++++ Dataset entries ++++

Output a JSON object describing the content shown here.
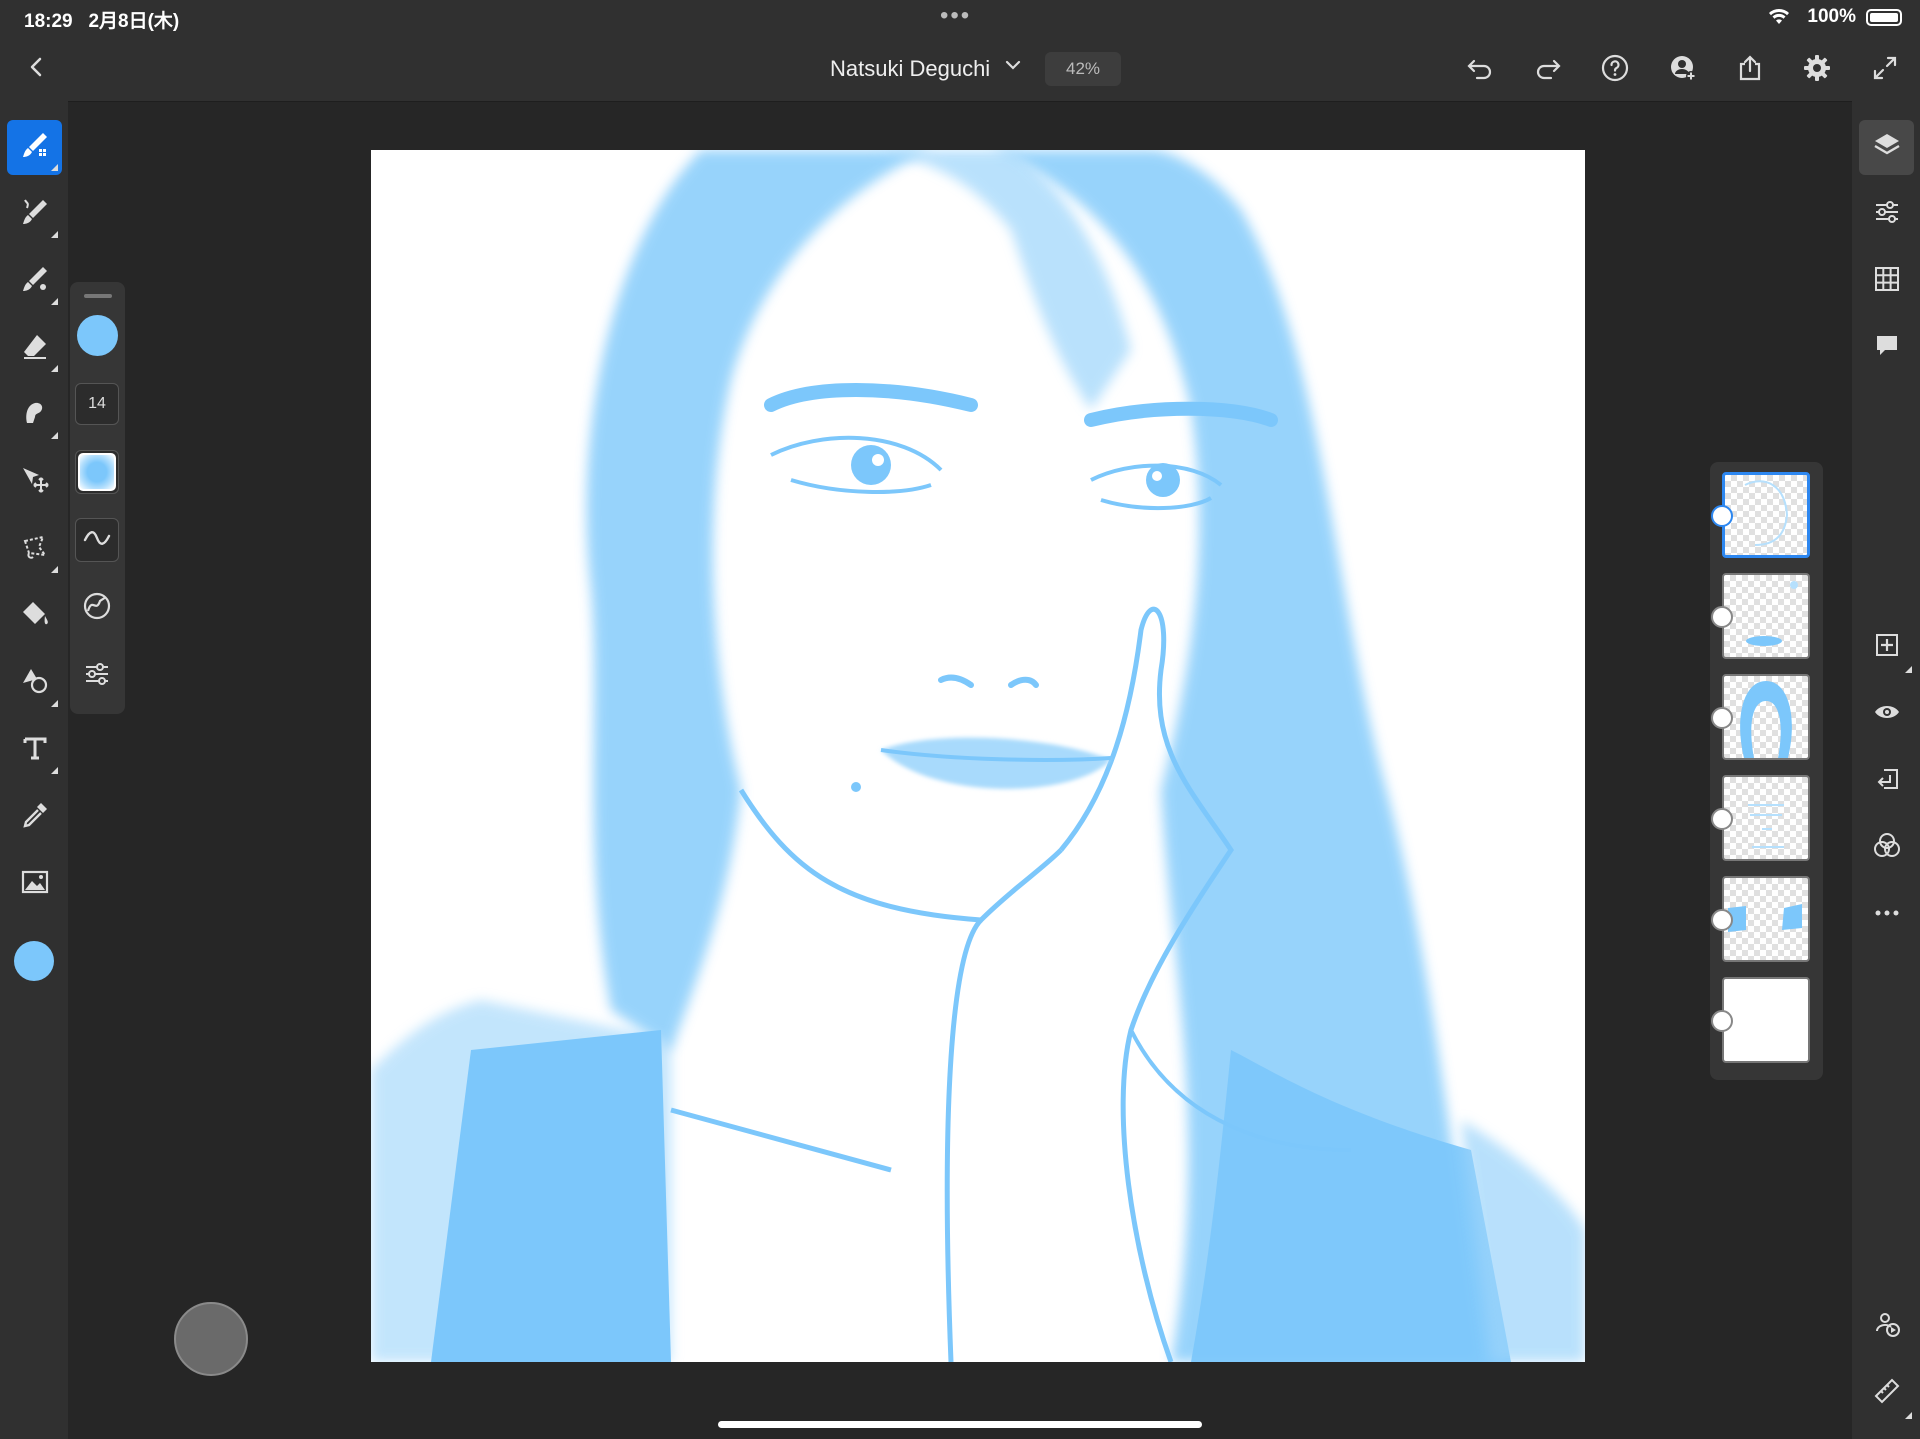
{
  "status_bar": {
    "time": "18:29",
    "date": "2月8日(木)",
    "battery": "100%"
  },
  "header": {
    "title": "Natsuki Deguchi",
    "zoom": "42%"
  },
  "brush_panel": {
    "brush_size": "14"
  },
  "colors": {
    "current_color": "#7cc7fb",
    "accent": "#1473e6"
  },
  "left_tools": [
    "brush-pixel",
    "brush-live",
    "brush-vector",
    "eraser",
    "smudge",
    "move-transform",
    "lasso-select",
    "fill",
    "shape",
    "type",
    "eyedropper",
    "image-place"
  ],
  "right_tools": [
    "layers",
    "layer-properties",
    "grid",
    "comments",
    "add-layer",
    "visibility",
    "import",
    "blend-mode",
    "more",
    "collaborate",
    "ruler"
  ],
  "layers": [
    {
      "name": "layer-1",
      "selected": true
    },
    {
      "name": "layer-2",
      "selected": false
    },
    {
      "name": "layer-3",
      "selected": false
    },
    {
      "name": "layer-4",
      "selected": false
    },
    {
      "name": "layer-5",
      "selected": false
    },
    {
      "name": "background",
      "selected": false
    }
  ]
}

++++

• **Exercise requirements**
Repeat the entries exactly. Pictures are excluded from the copy.

• **Response**
Output a JSON object describing the content shown here.
{
  "status_bar": {
    "time": "18:29",
    "date": "2月8日(木)",
    "battery": "100%"
  },
  "header": {
    "title": "Natsuki Deguchi",
    "zoom": "42%"
  },
  "brush_panel": {
    "brush_size": "14"
  },
  "colors": {
    "current_color": "#7cc7fb",
    "accent": "#1473e6"
  },
  "left_tools": [
    "brush-pixel",
    "brush-live",
    "brush-vector",
    "eraser",
    "smudge",
    "move-transform",
    "lasso-select",
    "fill",
    "shape",
    "type",
    "eyedropper",
    "image-place"
  ],
  "right_tools": [
    "layers",
    "layer-properties",
    "grid",
    "comments",
    "add-layer",
    "visibility",
    "import",
    "blend-mode",
    "more",
    "collaborate",
    "ruler"
  ],
  "layers": [
    {
      "name": "layer-1",
      "selected": true
    },
    {
      "name": "layer-2",
      "selected": false
    },
    {
      "name": "layer-3",
      "selected": false
    },
    {
      "name": "layer-4",
      "selected": false
    },
    {
      "name": "layer-5",
      "selected": false
    },
    {
      "name": "background",
      "selected": false
    }
  ]
}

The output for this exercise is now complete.